## INSTRUCTIONS TO FOLLOW:
Gather all lines in the entries that include the word "face".
* begin *
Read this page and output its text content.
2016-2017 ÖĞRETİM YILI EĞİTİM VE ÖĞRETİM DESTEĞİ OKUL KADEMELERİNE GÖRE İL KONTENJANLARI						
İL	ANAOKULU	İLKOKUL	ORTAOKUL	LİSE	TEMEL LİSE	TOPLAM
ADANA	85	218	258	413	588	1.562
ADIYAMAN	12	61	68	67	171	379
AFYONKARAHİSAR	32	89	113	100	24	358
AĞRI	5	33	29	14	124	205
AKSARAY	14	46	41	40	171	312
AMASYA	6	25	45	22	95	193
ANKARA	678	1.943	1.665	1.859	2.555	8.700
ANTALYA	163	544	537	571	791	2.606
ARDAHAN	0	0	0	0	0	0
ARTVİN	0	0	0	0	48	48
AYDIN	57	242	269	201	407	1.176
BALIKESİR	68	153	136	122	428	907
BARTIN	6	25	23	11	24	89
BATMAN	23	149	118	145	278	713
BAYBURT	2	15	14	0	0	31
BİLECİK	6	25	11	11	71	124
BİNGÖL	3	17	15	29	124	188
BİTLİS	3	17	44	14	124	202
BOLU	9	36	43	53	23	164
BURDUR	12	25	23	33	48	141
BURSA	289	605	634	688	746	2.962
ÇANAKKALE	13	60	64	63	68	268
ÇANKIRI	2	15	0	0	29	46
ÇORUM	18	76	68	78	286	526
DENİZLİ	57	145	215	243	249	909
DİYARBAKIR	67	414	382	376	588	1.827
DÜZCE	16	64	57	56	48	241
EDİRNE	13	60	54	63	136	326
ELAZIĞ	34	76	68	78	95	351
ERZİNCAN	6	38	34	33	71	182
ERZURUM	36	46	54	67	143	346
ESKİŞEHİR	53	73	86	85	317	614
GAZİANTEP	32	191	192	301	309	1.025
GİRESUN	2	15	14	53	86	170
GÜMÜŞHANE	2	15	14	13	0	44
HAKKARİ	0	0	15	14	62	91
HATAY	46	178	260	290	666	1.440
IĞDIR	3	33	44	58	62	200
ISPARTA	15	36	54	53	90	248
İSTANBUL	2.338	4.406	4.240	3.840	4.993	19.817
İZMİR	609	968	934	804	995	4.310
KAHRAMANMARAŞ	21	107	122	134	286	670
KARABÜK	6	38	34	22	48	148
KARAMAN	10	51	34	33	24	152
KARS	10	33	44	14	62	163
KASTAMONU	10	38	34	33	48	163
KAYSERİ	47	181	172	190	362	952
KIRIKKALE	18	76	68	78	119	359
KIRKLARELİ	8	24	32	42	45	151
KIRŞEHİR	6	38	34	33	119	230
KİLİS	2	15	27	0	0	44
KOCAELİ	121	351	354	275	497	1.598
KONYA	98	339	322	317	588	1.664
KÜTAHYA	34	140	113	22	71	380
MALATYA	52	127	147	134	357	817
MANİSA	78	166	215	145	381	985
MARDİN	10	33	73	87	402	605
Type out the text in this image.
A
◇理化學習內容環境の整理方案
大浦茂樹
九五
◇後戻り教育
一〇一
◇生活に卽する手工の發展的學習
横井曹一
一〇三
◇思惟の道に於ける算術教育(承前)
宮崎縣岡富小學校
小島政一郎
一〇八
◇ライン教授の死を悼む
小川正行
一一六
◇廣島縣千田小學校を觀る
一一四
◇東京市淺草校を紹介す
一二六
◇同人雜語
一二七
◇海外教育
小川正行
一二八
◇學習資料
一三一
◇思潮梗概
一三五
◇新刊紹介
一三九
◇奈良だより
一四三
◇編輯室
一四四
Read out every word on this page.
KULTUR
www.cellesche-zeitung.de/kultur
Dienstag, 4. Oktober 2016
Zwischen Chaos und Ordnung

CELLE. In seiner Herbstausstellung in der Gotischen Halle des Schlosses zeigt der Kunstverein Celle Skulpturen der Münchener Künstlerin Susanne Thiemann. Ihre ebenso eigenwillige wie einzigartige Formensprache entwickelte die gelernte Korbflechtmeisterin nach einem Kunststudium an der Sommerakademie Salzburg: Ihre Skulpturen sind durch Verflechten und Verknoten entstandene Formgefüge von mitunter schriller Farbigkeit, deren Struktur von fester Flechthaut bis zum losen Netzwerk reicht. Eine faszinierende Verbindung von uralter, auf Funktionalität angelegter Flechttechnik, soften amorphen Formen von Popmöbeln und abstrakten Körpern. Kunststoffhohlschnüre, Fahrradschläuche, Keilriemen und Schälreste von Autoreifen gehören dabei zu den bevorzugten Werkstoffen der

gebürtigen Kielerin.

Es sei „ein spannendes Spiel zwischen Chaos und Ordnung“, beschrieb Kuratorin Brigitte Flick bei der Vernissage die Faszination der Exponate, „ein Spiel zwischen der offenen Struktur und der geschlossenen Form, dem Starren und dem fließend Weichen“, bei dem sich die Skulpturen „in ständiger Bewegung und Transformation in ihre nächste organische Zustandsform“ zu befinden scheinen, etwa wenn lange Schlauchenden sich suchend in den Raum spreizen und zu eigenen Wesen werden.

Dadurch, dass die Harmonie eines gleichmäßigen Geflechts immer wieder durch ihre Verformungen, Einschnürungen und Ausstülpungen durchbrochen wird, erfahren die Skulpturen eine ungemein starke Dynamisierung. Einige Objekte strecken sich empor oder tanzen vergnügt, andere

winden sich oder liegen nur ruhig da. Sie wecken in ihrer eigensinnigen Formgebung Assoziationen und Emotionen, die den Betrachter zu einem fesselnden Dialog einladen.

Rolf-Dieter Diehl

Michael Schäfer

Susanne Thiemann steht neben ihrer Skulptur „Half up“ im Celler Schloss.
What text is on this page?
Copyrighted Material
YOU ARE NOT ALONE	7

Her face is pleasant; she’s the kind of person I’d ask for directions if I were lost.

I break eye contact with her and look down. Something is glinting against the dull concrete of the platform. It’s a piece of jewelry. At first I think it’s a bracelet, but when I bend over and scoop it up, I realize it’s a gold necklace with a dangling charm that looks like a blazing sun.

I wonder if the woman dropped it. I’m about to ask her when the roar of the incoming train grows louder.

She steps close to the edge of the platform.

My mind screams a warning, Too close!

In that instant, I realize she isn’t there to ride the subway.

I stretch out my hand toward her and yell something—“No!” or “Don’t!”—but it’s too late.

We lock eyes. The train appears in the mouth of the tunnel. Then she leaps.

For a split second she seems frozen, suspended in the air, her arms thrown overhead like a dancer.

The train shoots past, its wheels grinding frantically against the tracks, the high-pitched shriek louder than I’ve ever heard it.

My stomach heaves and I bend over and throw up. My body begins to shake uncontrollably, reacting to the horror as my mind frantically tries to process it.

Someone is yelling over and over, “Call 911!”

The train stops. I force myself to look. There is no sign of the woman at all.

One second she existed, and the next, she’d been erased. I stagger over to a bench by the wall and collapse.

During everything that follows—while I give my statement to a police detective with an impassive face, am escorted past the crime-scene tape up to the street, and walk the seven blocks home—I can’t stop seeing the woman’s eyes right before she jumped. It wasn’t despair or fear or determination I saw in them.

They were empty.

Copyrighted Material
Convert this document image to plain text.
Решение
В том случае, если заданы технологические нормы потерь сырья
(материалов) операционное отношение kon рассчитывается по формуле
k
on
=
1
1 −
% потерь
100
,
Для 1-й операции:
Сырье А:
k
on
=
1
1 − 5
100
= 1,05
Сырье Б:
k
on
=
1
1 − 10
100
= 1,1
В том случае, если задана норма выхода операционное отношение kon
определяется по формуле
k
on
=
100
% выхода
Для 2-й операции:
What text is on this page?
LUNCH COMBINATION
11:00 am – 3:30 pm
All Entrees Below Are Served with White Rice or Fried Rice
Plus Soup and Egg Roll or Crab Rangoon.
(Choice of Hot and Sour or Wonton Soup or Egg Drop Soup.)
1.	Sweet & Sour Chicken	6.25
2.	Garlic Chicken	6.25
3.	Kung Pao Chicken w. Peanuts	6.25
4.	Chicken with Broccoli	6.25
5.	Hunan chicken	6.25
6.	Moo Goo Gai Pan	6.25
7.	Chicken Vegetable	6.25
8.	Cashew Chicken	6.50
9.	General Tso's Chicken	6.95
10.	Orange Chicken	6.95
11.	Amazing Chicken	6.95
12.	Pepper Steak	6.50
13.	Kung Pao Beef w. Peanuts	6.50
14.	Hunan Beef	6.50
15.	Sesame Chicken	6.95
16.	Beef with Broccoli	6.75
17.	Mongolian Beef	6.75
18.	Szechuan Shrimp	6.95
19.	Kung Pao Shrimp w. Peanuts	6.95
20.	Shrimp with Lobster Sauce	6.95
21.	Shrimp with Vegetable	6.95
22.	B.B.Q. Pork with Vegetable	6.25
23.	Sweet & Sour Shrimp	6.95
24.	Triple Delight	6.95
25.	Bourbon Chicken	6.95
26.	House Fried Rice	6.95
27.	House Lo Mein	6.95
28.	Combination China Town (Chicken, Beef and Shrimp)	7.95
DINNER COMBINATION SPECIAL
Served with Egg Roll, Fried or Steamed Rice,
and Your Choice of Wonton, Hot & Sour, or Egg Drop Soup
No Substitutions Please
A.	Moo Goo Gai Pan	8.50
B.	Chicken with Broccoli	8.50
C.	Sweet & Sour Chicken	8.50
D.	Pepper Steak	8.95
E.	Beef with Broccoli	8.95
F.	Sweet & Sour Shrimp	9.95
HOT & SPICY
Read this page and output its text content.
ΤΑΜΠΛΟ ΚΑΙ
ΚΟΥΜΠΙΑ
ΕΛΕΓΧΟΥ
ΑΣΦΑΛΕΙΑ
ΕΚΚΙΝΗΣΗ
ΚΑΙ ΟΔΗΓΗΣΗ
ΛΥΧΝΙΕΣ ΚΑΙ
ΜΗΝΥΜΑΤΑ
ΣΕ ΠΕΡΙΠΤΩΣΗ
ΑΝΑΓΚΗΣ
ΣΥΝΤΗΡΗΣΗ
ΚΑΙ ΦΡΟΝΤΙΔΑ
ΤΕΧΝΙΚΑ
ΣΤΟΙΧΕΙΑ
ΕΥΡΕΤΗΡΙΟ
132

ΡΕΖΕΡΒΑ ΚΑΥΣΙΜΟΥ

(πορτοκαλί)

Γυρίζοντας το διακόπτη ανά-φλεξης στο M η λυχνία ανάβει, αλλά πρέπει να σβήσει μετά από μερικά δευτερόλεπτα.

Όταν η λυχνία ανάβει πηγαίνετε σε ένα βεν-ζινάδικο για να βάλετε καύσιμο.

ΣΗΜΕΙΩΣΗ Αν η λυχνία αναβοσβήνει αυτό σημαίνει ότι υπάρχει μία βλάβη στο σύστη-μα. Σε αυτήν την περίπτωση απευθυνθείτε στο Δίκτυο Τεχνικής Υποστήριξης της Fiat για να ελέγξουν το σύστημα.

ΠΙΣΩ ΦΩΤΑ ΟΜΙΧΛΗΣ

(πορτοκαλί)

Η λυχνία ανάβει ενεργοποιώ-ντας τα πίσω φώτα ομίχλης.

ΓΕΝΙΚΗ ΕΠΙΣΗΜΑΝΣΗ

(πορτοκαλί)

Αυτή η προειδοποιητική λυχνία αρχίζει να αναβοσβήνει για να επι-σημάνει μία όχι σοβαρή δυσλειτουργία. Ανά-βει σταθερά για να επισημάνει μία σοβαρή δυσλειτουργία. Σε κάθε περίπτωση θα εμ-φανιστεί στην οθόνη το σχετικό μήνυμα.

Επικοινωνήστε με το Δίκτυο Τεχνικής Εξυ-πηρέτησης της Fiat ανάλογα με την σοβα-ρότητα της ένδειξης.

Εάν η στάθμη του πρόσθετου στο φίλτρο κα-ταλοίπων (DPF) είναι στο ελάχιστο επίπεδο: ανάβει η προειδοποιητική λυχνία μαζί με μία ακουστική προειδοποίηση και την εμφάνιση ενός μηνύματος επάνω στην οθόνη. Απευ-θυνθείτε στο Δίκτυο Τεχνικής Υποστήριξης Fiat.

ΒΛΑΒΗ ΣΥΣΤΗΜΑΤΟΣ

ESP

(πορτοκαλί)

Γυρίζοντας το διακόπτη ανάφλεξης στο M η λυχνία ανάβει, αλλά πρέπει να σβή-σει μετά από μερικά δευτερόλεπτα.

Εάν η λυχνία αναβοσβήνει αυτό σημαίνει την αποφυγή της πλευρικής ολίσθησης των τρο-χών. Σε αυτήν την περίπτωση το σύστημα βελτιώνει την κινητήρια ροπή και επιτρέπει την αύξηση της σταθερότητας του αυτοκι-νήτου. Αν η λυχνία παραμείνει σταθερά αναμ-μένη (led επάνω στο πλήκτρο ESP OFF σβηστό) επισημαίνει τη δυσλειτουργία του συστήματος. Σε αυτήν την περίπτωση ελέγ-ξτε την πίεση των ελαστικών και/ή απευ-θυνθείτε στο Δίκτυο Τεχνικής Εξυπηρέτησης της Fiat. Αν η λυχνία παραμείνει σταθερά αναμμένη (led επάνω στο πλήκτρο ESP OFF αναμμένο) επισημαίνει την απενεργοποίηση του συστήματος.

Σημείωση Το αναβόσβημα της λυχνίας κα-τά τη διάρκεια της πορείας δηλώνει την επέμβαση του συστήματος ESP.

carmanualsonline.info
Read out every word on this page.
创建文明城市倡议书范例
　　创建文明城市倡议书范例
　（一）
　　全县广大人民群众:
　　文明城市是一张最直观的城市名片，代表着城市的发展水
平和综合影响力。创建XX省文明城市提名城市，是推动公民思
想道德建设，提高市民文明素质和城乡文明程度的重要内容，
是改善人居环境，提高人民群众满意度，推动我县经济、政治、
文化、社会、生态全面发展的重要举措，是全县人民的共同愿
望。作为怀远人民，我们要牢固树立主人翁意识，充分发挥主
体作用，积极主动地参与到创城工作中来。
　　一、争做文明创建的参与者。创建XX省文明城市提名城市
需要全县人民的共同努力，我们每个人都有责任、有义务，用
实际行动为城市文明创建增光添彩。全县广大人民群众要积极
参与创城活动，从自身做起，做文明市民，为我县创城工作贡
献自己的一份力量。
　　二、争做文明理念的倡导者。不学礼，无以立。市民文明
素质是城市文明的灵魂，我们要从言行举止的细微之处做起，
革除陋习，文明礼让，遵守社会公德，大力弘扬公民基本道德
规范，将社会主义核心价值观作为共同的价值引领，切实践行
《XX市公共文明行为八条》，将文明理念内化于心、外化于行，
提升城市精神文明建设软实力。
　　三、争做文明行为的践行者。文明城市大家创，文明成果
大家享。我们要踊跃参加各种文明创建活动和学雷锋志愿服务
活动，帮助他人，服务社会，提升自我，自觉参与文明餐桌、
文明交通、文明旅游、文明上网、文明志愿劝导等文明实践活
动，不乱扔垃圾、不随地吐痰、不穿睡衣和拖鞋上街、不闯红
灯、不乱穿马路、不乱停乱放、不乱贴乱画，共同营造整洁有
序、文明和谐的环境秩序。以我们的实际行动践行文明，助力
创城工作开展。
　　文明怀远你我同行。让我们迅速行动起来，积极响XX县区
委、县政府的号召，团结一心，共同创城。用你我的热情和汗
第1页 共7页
* end *
## REPLY TO THE EXERCISE:
Her face is pleasant; she’s the kind of person I’d ask for directions if I were lost.
During everything that follows—while I give my statement to a police detective with an impassive face, am escorted past the crime-scene tape up to the street, and walk the seven blocks home—I can’t stop seeing the woman’s eyes right before she jumped. It wasn’t despair or fear or determination I saw in them.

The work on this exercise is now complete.